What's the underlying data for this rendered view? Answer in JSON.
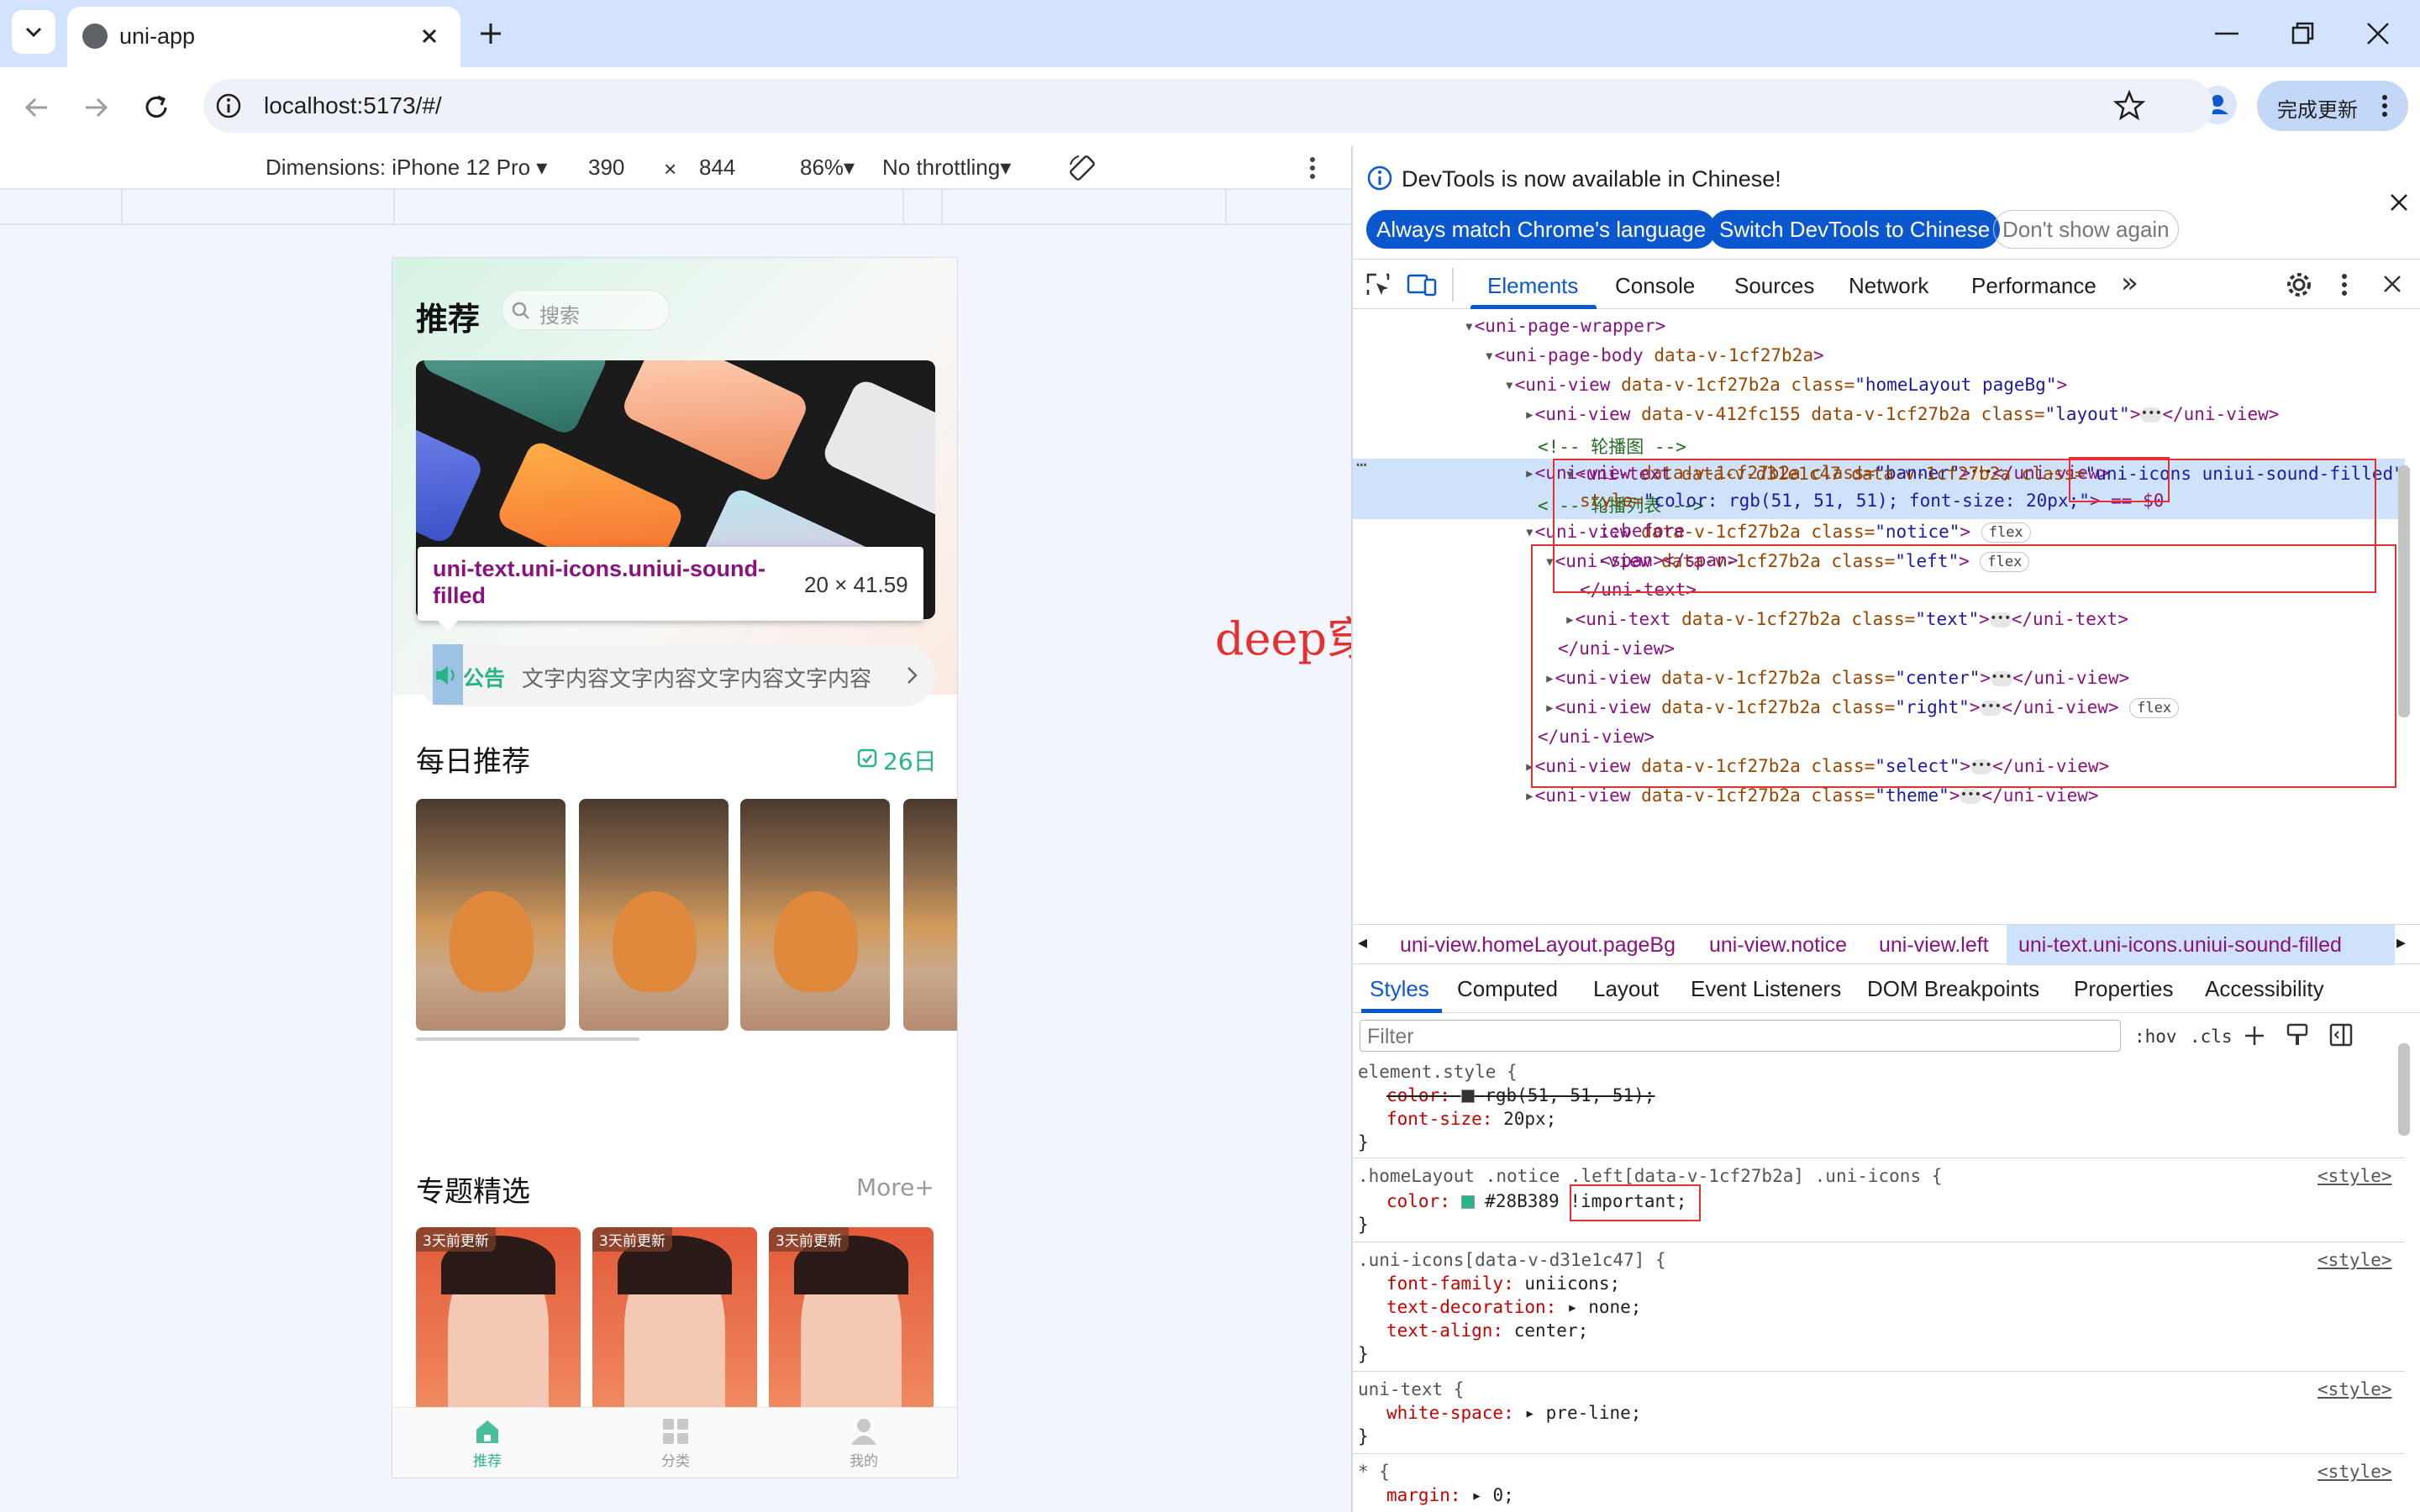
{
  "browser": {
    "tab_title": "uni-app",
    "url": "localhost:5173/#/",
    "update_label": "完成更新"
  },
  "device_toolbar": {
    "dimensions": "Dimensions: iPhone 12 Pro",
    "width": "390",
    "times": "×",
    "height": "844",
    "zoom": "86%",
    "throttle": "No throttling"
  },
  "app": {
    "title": "推荐",
    "search_placeholder": "搜索",
    "tooltip_selector": "uni-text.uni-icons.uniui-sound-filled",
    "tooltip_size": "20 × 41.59",
    "notice_label": "公告",
    "notice_text": "文字内容文字内容文字内容文字内容",
    "daily_title": "每日推荐",
    "daily_date": "26日",
    "topic_title": "专题精选",
    "topic_more": "More+",
    "topic_badge": "3天前更新",
    "tabs": [
      "推荐",
      "分类",
      "我的"
    ],
    "accent": "#28B389"
  },
  "annotation": "deep穿透",
  "devtools": {
    "banner": "DevTools is now available in Chinese!",
    "btn_match": "Always match Chrome's language",
    "btn_switch": "Switch DevTools to Chinese",
    "btn_dont": "Don't show again",
    "tabs": [
      "Elements",
      "Console",
      "Sources",
      "Network",
      "Performance"
    ],
    "more_tabs": "»",
    "dom": {
      "l1": "<uni-page-wrapper>",
      "l2a": "<uni-page-body ",
      "l2b": "data-v-1cf27b2a",
      "l2c": ">",
      "l3a": "<uni-view ",
      "l3b": "data-v-1cf27b2a class=",
      "l3c": "\"homeLayout pageBg\"",
      "l3d": ">",
      "l4a": "<uni-view ",
      "l4b": "data-v-412fc155 data-v-1cf27b2a class=",
      "l4c": "\"layout\"",
      "l4d": ">",
      "l4e": "</uni-view>",
      "l5": "<!-- 轮播图 -->",
      "l6a": "<uni-view ",
      "l6b": "data-v-1cf27b2a class=",
      "l6c": "\"banner\"",
      "l6d": ">",
      "l6e": "</uni-view>",
      "l7": "<!-- 轮播列表 -->",
      "l8a": "<uni-view ",
      "l8b": "data-v-1cf27b2a class=",
      "l8c": "\"notice\"",
      "l8d": ">",
      "l9a": "<uni-view ",
      "l9b": "data-v-1cf27b2a class=",
      "l9c": "\"left\"",
      "l9d": ">",
      "l10a": "<uni-text ",
      "l10b": "data-v-d31e1c47 data-v-1cf27b2a class=",
      "l10c": "\"uni-icons",
      "l10d": " uniui-sound-filled\"",
      "l11a": "style=",
      "l11b": "\"color: rgb(51, 51, 51); font-size: 20px;\"",
      "l11c": "> == $0",
      "l12": "::before",
      "l13": "<span></span>",
      "l14": "</uni-text>",
      "l15a": "<uni-text ",
      "l15b": "data-v-1cf27b2a class=",
      "l15c": "\"text\"",
      "l15d": ">",
      "l15e": "</uni-text>",
      "l16": "</uni-view>",
      "l17a": "<uni-view ",
      "l17b": "data-v-1cf27b2a class=",
      "l17c": "\"center\"",
      "l17d": ">",
      "l17e": "</uni-view>",
      "l18a": "<uni-view ",
      "l18b": "data-v-1cf27b2a class=",
      "l18c": "\"right\"",
      "l18d": ">",
      "l18e": "</uni-view>",
      "l19": "</uni-view>",
      "l20a": "<uni-view ",
      "l20b": "data-v-1cf27b2a class=",
      "l20c": "\"select\"",
      "l20d": ">",
      "l20e": "</uni-view>",
      "l21a": "<uni-view ",
      "l21b": "data-v-1cf27b2a class=",
      "l21c": "\"theme\"",
      "l21d": ">",
      "l21e": "</uni-view>",
      "flex": "flex"
    },
    "breadcrumbs": [
      "uni-view.homeLayout.pageBg",
      "uni-view.notice",
      "uni-view.left",
      "uni-text.uni-icons.uniui-sound-filled"
    ],
    "subtabs": [
      "Styles",
      "Computed",
      "Layout",
      "Event Listeners",
      "DOM Breakpoints",
      "Properties",
      "Accessibility"
    ],
    "filter_placeholder": "Filter",
    "hov": ":hov",
    "cls": ".cls",
    "styles": {
      "r1_sel": "element.style {",
      "r1_p1": "color:",
      "r1_v1": "rgb(51, 51, 51);",
      "r1_p2": "font-size:",
      "r1_v2": "20px;",
      "close": "}",
      "r2_sel": ".homeLayout .notice .left[data-v-1cf27b2a] .uni-icons {",
      "r2_p1": "color:",
      "r2_v1": "#28B389",
      "r2_imp": "!important;",
      "r3_sel": ".uni-icons[data-v-d31e1c47] {",
      "r3_p1": "font-family:",
      "r3_v1": "uniicons;",
      "r3_p2": "text-decoration:",
      "r3_v2": "none;",
      "r3_p3": "text-align:",
      "r3_v3": "center;",
      "r4_sel": "uni-text {",
      "r4_p1": "white-space:",
      "r4_v1": "pre-line;",
      "r5_sel": "* {",
      "r5_p1": "margin:",
      "r5_v1": "0;",
      "src": "<style>"
    }
  }
}
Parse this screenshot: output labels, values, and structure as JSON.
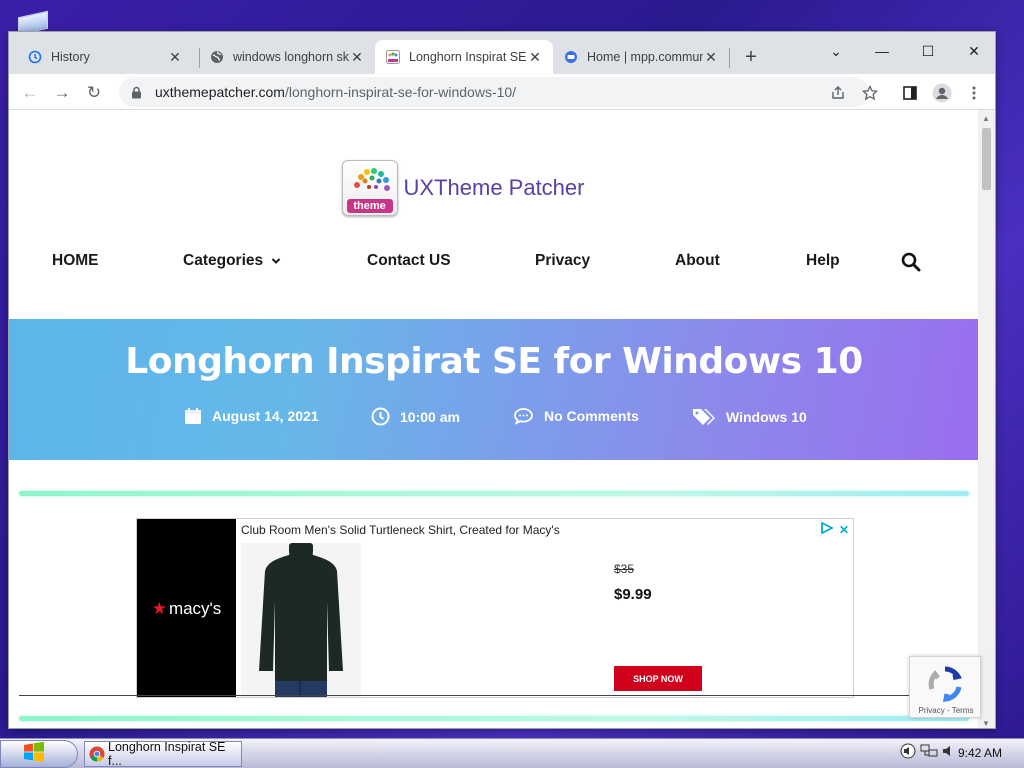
{
  "window": {
    "tabs": [
      {
        "label": "History",
        "icon": "history-icon",
        "close": "✕"
      },
      {
        "label": "windows longhorn sk",
        "icon": "globe-icon",
        "close": "✕"
      },
      {
        "label": "Longhorn Inspirat SE",
        "icon": "site-favicon",
        "close": "✕",
        "active": true
      },
      {
        "label": "Home | mpp.commun",
        "icon": "forum-favicon",
        "close": "✕"
      }
    ],
    "new_tab": "+",
    "controls": {
      "tab_search": "⌄",
      "minimize": "—",
      "maximize": "☐",
      "close": "✕"
    }
  },
  "toolbar": {
    "back": "←",
    "forward": "→",
    "reload": "↻",
    "url_domain": "uxthemepatcher.com",
    "url_path": "/longhorn-inspirat-se-for-windows-10/"
  },
  "site": {
    "logo_badge": "theme",
    "name": "UXTheme Patcher",
    "nav": [
      {
        "label": "HOME"
      },
      {
        "label": "Categories",
        "caret": "⌄"
      },
      {
        "label": "Contact US"
      },
      {
        "label": "Privacy"
      },
      {
        "label": "About"
      },
      {
        "label": "Help"
      }
    ]
  },
  "post": {
    "title": "Longhorn Inspirat SE for Windows 10",
    "date": "August 14, 2021",
    "time": "10:00 am",
    "comments": "No Comments",
    "category": "Windows 10"
  },
  "ad": {
    "brand": "macy's",
    "brand_star": "★",
    "title": "Club Room Men's Solid Turtleneck Shirt, Created for Macy's",
    "price_old": "$35",
    "price_new": "$9.99",
    "cta": "SHOP NOW",
    "close": "✕"
  },
  "recaptcha": {
    "links": "Privacy - Terms"
  },
  "taskbar": {
    "task_label": "Longhorn Inspirat SE f...",
    "clock": "9:42 AM"
  },
  "colors": {
    "hero_start": "#5bb6ea",
    "hero_end": "#9a6df0",
    "logo_text": "#5b3fa6",
    "shop_button": "#d0021b"
  }
}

▶ _What you have to do_
Repeat the listing above exactly, with no pictures.

▶ _The answer_
What's the underlying data for this rendered view? Answer in JSON.
{
  "browser": {
    "tab_title": "uni-app",
    "url": "localhost:5173/#/",
    "update_label": "完成更新"
  },
  "device_toolbar": {
    "dimensions": "Dimensions: iPhone 12 Pro",
    "width": "390",
    "times": "×",
    "height": "844",
    "zoom": "86%",
    "throttle": "No throttling"
  },
  "app": {
    "title": "推荐",
    "search_placeholder": "搜索",
    "tooltip_selector": "uni-text.uni-icons.uniui-sound-filled",
    "tooltip_size": "20 × 41.59",
    "notice_label": "公告",
    "notice_text": "文字内容文字内容文字内容文字内容",
    "daily_title": "每日推荐",
    "daily_date": "26日",
    "topic_title": "专题精选",
    "topic_more": "More+",
    "topic_badge": "3天前更新",
    "tabs": [
      "推荐",
      "分类",
      "我的"
    ],
    "accent": "#28B389"
  },
  "annotation": "deep穿透",
  "devtools": {
    "banner": "DevTools is now available in Chinese!",
    "btn_match": "Always match Chrome's language",
    "btn_switch": "Switch DevTools to Chinese",
    "btn_dont": "Don't show again",
    "tabs": [
      "Elements",
      "Console",
      "Sources",
      "Network",
      "Performance"
    ],
    "more_tabs": "»",
    "dom": {
      "l1": "<uni-page-wrapper>",
      "l2a": "<uni-page-body ",
      "l2b": "data-v-1cf27b2a",
      "l2c": ">",
      "l3a": "<uni-view ",
      "l3b": "data-v-1cf27b2a class=",
      "l3c": "\"homeLayout pageBg\"",
      "l3d": ">",
      "l4a": "<uni-view ",
      "l4b": "data-v-412fc155 data-v-1cf27b2a class=",
      "l4c": "\"layout\"",
      "l4d": ">",
      "l4e": "</uni-view>",
      "l5": "<!-- 轮播图 -->",
      "l6a": "<uni-view ",
      "l6b": "data-v-1cf27b2a class=",
      "l6c": "\"banner\"",
      "l6d": ">",
      "l6e": "</uni-view>",
      "l7": "<!-- 轮播列表 -->",
      "l8a": "<uni-view ",
      "l8b": "data-v-1cf27b2a class=",
      "l8c": "\"notice\"",
      "l8d": ">",
      "l9a": "<uni-view ",
      "l9b": "data-v-1cf27b2a class=",
      "l9c": "\"left\"",
      "l9d": ">",
      "l10a": "<uni-text ",
      "l10b": "data-v-d31e1c47 data-v-1cf27b2a class=",
      "l10c": "\"uni-icons",
      "l10d": " uniui-sound-filled\"",
      "l11a": "style=",
      "l11b": "\"color: rgb(51, 51, 51); font-size: 20px;\"",
      "l11c": "> == $0",
      "l12": "::before",
      "l13": "<span></span>",
      "l14": "</uni-text>",
      "l15a": "<uni-text ",
      "l15b": "data-v-1cf27b2a class=",
      "l15c": "\"text\"",
      "l15d": ">",
      "l15e": "</uni-text>",
      "l16": "</uni-view>",
      "l17a": "<uni-view ",
      "l17b": "data-v-1cf27b2a class=",
      "l17c": "\"center\"",
      "l17d": ">",
      "l17e": "</uni-view>",
      "l18a": "<uni-view ",
      "l18b": "data-v-1cf27b2a class=",
      "l18c": "\"right\"",
      "l18d": ">",
      "l18e": "</uni-view>",
      "l19": "</uni-view>",
      "l20a": "<uni-view ",
      "l20b": "data-v-1cf27b2a class=",
      "l20c": "\"select\"",
      "l20d": ">",
      "l20e": "</uni-view>",
      "l21a": "<uni-view ",
      "l21b": "data-v-1cf27b2a class=",
      "l21c": "\"theme\"",
      "l21d": ">",
      "l21e": "</uni-view>",
      "flex": "flex"
    },
    "breadcrumbs": [
      "uni-view.homeLayout.pageBg",
      "uni-view.notice",
      "uni-view.left",
      "uni-text.uni-icons.uniui-sound-filled"
    ],
    "subtabs": [
      "Styles",
      "Computed",
      "Layout",
      "Event Listeners",
      "DOM Breakpoints",
      "Properties",
      "Accessibility"
    ],
    "filter_placeholder": "Filter",
    "hov": ":hov",
    "cls": ".cls",
    "styles": {
      "r1_sel": "element.style {",
      "r1_p1": "color:",
      "r1_v1": "rgb(51, 51, 51);",
      "r1_p2": "font-size:",
      "r1_v2": "20px;",
      "close": "}",
      "r2_sel": ".homeLayout .notice .left[data-v-1cf27b2a] .uni-icons {",
      "r2_p1": "color:",
      "r2_v1": "#28B389",
      "r2_imp": "!important;",
      "r3_sel": ".uni-icons[data-v-d31e1c47] {",
      "r3_p1": "font-family:",
      "r3_v1": "uniicons;",
      "r3_p2": "text-decoration:",
      "r3_v2": "none;",
      "r3_p3": "text-align:",
      "r3_v3": "center;",
      "r4_sel": "uni-text {",
      "r4_p1": "white-space:",
      "r4_v1": "pre-line;",
      "r5_sel": "* {",
      "r5_p1": "margin:",
      "r5_v1": "0;",
      "src": "<style>"
    }
  }
}
Parse this screenshot: output labels, values, and structure as JSON.
{
  "window": {
    "tabs": [
      {
        "label": "History",
        "icon": "history-icon",
        "close": "✕"
      },
      {
        "label": "windows longhorn sk",
        "icon": "globe-icon",
        "close": "✕"
      },
      {
        "label": "Longhorn Inspirat SE",
        "icon": "site-favicon",
        "close": "✕",
        "active": true
      },
      {
        "label": "Home | mpp.commun",
        "icon": "forum-favicon",
        "close": "✕"
      }
    ],
    "new_tab": "+",
    "controls": {
      "tab_search": "⌄",
      "minimize": "—",
      "maximize": "☐",
      "close": "✕"
    }
  },
  "toolbar": {
    "back": "←",
    "forward": "→",
    "reload": "↻",
    "url_domain": "uxthemepatcher.com",
    "url_path": "/longhorn-inspirat-se-for-windows-10/"
  },
  "site": {
    "logo_badge": "theme",
    "name": "UXTheme Patcher",
    "nav": [
      {
        "label": "HOME"
      },
      {
        "label": "Categories",
        "caret": "⌄"
      },
      {
        "label": "Contact US"
      },
      {
        "label": "Privacy"
      },
      {
        "label": "About"
      },
      {
        "label": "Help"
      }
    ]
  },
  "post": {
    "title": "Longhorn Inspirat SE for Windows 10",
    "date": "August 14, 2021",
    "time": "10:00 am",
    "comments": "No Comments",
    "category": "Windows 10"
  },
  "ad": {
    "brand": "macy's",
    "brand_star": "★",
    "title": "Club Room Men's Solid Turtleneck Shirt, Created for Macy's",
    "price_old": "$35",
    "price_new": "$9.99",
    "cta": "SHOP NOW",
    "close": "✕"
  },
  "recaptcha": {
    "links": "Privacy - Terms"
  },
  "taskbar": {
    "task_label": "Longhorn Inspirat SE f...",
    "clock": "9:42 AM"
  },
  "colors": {
    "hero_start": "#5bb6ea",
    "hero_end": "#9a6df0",
    "logo_text": "#5b3fa6",
    "shop_button": "#d0021b"
  }
}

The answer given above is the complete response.